» Task to carry out
Swap "heart-icon" for "like-icon" in the stretch from the line containing "673, 462, 713]" through the line containing "video-area[interactable]: BRIGA DOS", and give only those lines again with everything else unchanged.

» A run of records
_ _ _ _ _

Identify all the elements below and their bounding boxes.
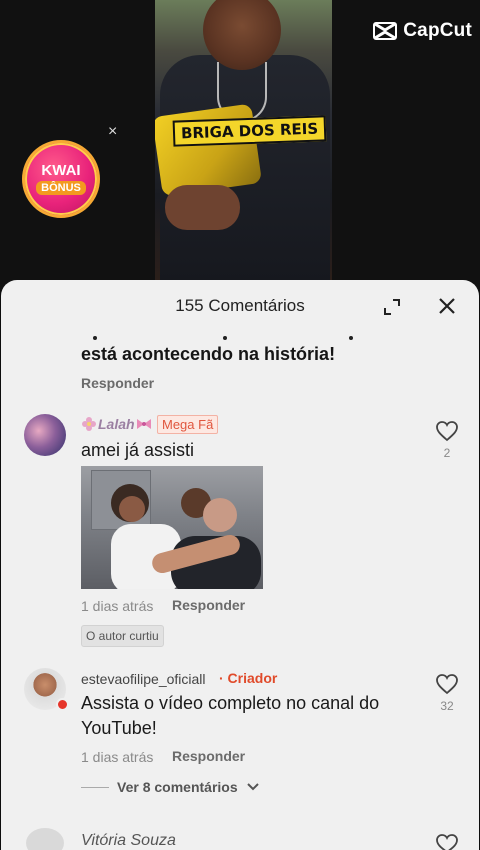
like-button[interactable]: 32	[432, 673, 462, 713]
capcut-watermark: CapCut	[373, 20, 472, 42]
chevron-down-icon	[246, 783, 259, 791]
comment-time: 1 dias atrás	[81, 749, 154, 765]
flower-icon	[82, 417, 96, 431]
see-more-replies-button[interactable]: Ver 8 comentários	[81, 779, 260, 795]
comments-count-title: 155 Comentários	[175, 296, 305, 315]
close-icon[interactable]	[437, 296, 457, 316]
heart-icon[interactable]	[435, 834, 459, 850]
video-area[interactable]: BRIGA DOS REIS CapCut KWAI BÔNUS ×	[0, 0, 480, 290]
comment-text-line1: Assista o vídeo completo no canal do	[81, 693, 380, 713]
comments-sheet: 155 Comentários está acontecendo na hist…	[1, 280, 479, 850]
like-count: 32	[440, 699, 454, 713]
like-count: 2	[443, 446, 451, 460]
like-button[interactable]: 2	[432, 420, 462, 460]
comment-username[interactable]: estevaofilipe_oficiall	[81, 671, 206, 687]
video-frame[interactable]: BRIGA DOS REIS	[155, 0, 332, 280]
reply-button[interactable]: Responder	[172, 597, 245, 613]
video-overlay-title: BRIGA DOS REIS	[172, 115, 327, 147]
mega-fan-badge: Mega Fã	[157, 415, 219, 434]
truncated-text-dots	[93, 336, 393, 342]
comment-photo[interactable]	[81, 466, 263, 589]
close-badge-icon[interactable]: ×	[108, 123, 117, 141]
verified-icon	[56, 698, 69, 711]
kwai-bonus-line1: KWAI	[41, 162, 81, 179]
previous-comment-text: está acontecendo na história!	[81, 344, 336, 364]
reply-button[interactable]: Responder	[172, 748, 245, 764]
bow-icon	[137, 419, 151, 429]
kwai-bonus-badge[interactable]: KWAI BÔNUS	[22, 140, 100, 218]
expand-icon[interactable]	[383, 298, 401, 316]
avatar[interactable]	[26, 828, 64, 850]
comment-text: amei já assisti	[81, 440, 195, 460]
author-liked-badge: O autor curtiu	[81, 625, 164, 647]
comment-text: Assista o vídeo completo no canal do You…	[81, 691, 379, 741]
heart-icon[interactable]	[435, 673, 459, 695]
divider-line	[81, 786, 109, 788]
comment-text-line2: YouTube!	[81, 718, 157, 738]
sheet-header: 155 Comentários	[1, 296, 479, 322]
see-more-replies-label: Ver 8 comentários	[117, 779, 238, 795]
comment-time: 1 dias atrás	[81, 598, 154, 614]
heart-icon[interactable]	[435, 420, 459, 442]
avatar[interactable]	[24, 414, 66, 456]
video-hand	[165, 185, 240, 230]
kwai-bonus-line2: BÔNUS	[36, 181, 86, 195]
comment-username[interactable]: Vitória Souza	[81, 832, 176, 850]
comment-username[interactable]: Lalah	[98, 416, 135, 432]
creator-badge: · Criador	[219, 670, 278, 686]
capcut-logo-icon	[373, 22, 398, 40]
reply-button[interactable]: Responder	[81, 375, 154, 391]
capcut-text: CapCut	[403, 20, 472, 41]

_ _ _ _ _

» Task response
like-button[interactable]: 32	[432, 673, 462, 713]
capcut-watermark: CapCut	[373, 20, 472, 42]
chevron-down-icon	[246, 783, 259, 791]
comment-time: 1 dias atrás	[81, 749, 154, 765]
flower-icon	[82, 417, 96, 431]
see-more-replies-button[interactable]: Ver 8 comentários	[81, 779, 260, 795]
comments-count-title: 155 Comentários	[175, 296, 305, 315]
close-icon[interactable]	[437, 296, 457, 316]
like-icon[interactable]	[435, 834, 459, 850]
video-area[interactable]: BRIGA DOS REIS CapCut KWAI BÔNUS ×	[0, 0, 480, 290]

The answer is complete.